(Task to carry out):
Go through the entries below and collect each line with the string "내부변화" in it.

(Stored records):
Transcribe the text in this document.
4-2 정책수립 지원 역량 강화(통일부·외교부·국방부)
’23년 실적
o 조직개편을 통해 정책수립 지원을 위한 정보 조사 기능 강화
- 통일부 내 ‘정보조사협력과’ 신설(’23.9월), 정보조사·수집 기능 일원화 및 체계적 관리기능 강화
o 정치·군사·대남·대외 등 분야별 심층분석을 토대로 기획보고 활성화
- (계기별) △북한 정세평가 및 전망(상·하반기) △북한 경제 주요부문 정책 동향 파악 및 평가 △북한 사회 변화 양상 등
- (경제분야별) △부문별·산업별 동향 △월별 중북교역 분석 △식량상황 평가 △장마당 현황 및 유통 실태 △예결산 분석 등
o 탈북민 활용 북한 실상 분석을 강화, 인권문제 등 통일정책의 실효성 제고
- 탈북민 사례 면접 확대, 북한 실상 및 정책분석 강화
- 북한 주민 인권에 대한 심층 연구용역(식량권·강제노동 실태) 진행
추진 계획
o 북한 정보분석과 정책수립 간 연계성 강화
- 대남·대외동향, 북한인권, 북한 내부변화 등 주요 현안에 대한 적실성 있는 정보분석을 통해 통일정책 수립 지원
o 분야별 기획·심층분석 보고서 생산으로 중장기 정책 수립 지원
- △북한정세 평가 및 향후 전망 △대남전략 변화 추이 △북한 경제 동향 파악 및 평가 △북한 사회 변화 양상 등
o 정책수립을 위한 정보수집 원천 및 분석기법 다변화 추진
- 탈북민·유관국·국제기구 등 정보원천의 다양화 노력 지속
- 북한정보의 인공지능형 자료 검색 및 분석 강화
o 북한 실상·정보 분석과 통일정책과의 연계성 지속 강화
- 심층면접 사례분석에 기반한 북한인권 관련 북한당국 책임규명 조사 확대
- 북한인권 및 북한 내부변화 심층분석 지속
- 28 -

(Solution):
- 대남·대외동향, 북한인권, 북한 내부변화 등 주요 현안에 대한 적실성 있는 정보분석을 통해 통일정책 수립 지원
- 북한인권 및 북한 내부변화 심층분석 지속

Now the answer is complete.